* _Exercise instructions_
Return each line that holds the word "servicios".

-- begin Raw data --

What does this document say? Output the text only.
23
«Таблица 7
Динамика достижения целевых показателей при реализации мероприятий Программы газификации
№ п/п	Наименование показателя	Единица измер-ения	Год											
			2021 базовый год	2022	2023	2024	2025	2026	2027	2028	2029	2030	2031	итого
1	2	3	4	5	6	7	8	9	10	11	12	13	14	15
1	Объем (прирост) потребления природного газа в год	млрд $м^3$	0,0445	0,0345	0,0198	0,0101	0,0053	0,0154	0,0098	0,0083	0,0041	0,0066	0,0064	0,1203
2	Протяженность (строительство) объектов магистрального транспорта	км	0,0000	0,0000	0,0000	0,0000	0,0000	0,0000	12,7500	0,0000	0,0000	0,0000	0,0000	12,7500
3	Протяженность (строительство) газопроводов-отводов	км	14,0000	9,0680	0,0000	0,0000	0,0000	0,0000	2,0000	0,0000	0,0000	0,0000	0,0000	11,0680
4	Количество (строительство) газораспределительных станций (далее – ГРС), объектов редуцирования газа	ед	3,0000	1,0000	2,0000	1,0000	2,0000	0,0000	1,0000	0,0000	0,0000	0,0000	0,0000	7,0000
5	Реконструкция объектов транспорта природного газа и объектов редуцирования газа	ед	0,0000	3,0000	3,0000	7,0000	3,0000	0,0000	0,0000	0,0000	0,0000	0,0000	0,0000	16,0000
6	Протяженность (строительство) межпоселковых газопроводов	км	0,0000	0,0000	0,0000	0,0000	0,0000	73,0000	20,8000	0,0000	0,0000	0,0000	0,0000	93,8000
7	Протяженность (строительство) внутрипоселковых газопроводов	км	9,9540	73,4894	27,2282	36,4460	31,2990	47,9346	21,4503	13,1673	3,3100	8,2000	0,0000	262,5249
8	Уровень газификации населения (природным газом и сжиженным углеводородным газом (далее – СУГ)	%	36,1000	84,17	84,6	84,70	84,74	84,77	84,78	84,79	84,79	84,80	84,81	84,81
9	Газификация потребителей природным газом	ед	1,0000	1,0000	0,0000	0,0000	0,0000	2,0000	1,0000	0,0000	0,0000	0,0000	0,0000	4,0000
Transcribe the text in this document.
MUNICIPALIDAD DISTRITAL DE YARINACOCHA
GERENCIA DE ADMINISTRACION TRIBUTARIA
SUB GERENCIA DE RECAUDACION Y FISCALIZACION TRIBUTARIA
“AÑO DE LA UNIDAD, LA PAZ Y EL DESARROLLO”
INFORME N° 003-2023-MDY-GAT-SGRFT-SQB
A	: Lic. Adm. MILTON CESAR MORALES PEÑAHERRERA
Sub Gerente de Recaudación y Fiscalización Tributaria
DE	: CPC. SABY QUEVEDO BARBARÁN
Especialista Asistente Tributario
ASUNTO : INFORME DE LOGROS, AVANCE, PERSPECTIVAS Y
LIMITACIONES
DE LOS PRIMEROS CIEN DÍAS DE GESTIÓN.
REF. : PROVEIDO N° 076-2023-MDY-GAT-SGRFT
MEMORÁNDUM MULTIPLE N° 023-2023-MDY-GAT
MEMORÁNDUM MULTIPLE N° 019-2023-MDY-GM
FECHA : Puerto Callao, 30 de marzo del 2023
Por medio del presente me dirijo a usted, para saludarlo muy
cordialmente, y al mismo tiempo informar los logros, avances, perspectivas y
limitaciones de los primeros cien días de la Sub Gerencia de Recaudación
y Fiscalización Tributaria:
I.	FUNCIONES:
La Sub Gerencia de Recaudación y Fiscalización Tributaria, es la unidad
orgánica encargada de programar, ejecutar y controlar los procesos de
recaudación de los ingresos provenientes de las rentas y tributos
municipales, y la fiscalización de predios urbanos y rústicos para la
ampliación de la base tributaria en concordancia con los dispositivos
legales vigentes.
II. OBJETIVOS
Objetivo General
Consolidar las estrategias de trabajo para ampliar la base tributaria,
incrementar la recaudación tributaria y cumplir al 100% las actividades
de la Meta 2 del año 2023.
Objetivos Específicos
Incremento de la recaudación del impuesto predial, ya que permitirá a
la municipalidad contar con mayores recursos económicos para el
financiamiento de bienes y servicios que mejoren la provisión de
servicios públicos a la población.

-- end Raw data --

* _Problem solution_
financiamiento de bienes y servicios que mejoren la provisión de
servicios públicos a la población.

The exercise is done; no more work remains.